** START Exercise input **
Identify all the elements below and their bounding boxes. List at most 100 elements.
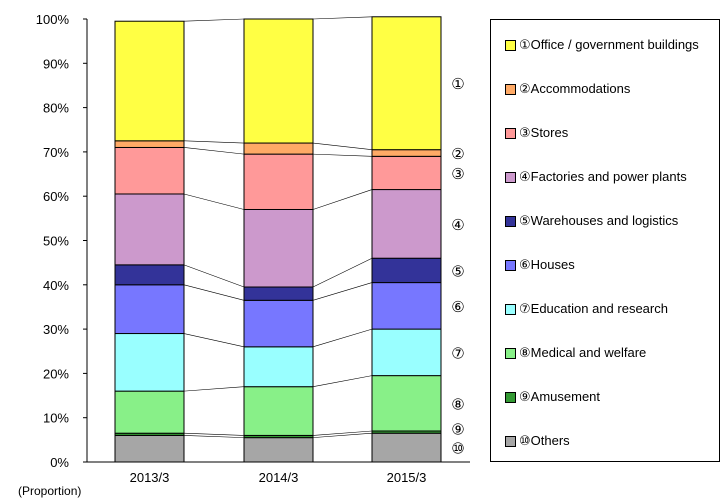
series-marker: ⑨	[451, 422, 464, 439]
y-tick-label: 100%	[36, 12, 70, 27]
series-marker: ⑧	[451, 396, 464, 413]
legend-item: ⑤Warehouses and logistics	[505, 213, 678, 229]
legend-item: ⑧Medical and welfare	[505, 345, 646, 361]
legend-item: ①Office / government buildings	[505, 37, 699, 53]
bar-segment	[371, 328, 442, 377]
legend-swatch	[505, 83, 516, 95]
bar-segment	[371, 189, 442, 259]
bar-segment	[243, 18, 314, 144]
connector-line	[312, 432, 373, 438]
series-marker: ①	[451, 76, 464, 93]
y-tick-label: 10%	[43, 411, 69, 426]
y-tick-label: 60%	[43, 189, 69, 204]
bar-segment	[243, 299, 314, 348]
bar-segment	[243, 437, 314, 463]
connector-line	[312, 142, 373, 150]
bar-segment	[371, 282, 442, 330]
legend-label: ②Accommodations	[519, 81, 631, 96]
connector-line	[183, 432, 245, 436]
y-tick-label: 50%	[43, 234, 69, 249]
y-tick-label: 90%	[43, 56, 69, 71]
legend-swatch	[505, 259, 516, 271]
connector-line	[183, 435, 245, 438]
legend-item: ⑥Houses	[505, 257, 575, 273]
y-tick-label: 40%	[43, 278, 69, 293]
y-tick-label: 30%	[43, 322, 69, 337]
connector-line	[312, 430, 373, 436]
legend: ①Office / government buildings ②Accommoda…	[490, 19, 720, 462]
connector-layer	[183, 16, 373, 438]
marker-layer: ⑩ ⑨ ⑧ ⑦ ⑥ ⑤ ④ ③ ② ①	[451, 76, 464, 457]
connector-line	[312, 257, 373, 288]
series-marker: ②	[451, 146, 464, 163]
x-tick-label: 2015/3	[387, 470, 427, 485]
legend-label: ⑨Amusement	[519, 389, 601, 404]
connector-line	[183, 18, 245, 22]
legend-item: ④Factories and power plants	[505, 169, 687, 185]
series-marker: ③	[451, 166, 464, 183]
connector-line	[183, 193, 245, 210]
axis-layer: 0% 10% 20% 30% 40% 50% 60% 70% 80% 90% 100%	[36, 12, 470, 470]
legend-swatch	[505, 39, 516, 51]
legend-label: ⑩Others	[519, 433, 570, 448]
legend-label: ⑦Education and research	[519, 301, 668, 316]
bar-layer	[114, 16, 442, 463]
connector-line	[312, 282, 373, 301]
connector-line	[183, 284, 245, 301]
bar-segment	[243, 208, 314, 288]
bar-segment	[371, 16, 442, 151]
x-tick-label: 2013/3	[130, 470, 170, 485]
bar-segment	[114, 193, 185, 266]
y-tick-label: 80%	[43, 101, 69, 116]
legend-item: ②Accommodations	[505, 81, 630, 97]
connector-line	[312, 153, 373, 157]
series-marker: ⑥	[451, 299, 464, 316]
series-marker: ⑦	[451, 345, 464, 362]
category-labels: 2013/3 2014/3 2015/3	[130, 470, 427, 485]
connector-line	[183, 147, 245, 155]
bar-segment	[114, 146, 185, 195]
connector-line	[183, 264, 245, 288]
y-tick-label: 20%	[43, 366, 69, 381]
legend-label: ⑥Houses	[519, 257, 575, 272]
series-marker: ④	[451, 217, 464, 234]
bar-segment	[114, 390, 185, 434]
connector-line	[183, 140, 245, 144]
legend-label: ⑧Medical and welfare	[519, 345, 647, 360]
legend-label: ④Factories and power plants	[519, 169, 687, 184]
bar-segment	[114, 20, 185, 142]
bar-segment	[371, 432, 442, 463]
legend-swatch	[505, 171, 516, 183]
connector-line	[183, 386, 245, 392]
x-tick-label: 2014/3	[259, 470, 299, 485]
legend-swatch	[505, 435, 516, 447]
bar-segment	[243, 286, 314, 301]
bar-segment	[114, 434, 185, 463]
bar-segment	[243, 386, 314, 436]
legend-label: ⑤Warehouses and logistics	[519, 213, 679, 228]
connector-line	[312, 328, 373, 348]
bar-segment	[114, 284, 185, 335]
connector-line	[312, 189, 373, 210]
series-marker: ⑩	[451, 441, 464, 458]
series-marker: ⑤	[451, 263, 464, 280]
bar-segment	[114, 264, 185, 286]
legend-swatch	[505, 215, 516, 227]
bar-segment	[243, 142, 314, 155]
legend-swatch	[505, 391, 516, 403]
legend-swatch	[505, 127, 516, 139]
legend-label: ①Office / government buildings	[519, 37, 699, 52]
unit-label: (Proportion)	[18, 484, 82, 498]
legend-swatch	[505, 347, 516, 359]
legend-item: ⑨Amusement	[505, 389, 600, 405]
connector-line	[312, 375, 373, 387]
connector-line	[312, 16, 373, 20]
y-tick-label: 70%	[43, 145, 69, 160]
legend-item: ③Stores	[505, 125, 568, 141]
bar-segment	[371, 155, 442, 191]
y-tick-label: 0%	[50, 455, 69, 470]
bar-segment	[371, 375, 442, 432]
bar-segment	[243, 153, 314, 210]
legend-label: ③Stores	[519, 125, 569, 140]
** END Exercise input **
_The request_:
Repeat the lines of the listing above from the line with "422, 464, 439]" to the line with "legend-item: ①Office /", both included, and nothing else.

_Final result_:
series-marker: ⑨	[451, 422, 464, 439]
y-tick-label: 100%	[36, 12, 70, 27]
series-marker: ⑧	[451, 396, 464, 413]
legend-item: ⑤Warehouses and logistics	[505, 213, 678, 229]
legend-item: ⑧Medical and welfare	[505, 345, 646, 361]
legend-item: ①Office / government buildings	[505, 37, 699, 53]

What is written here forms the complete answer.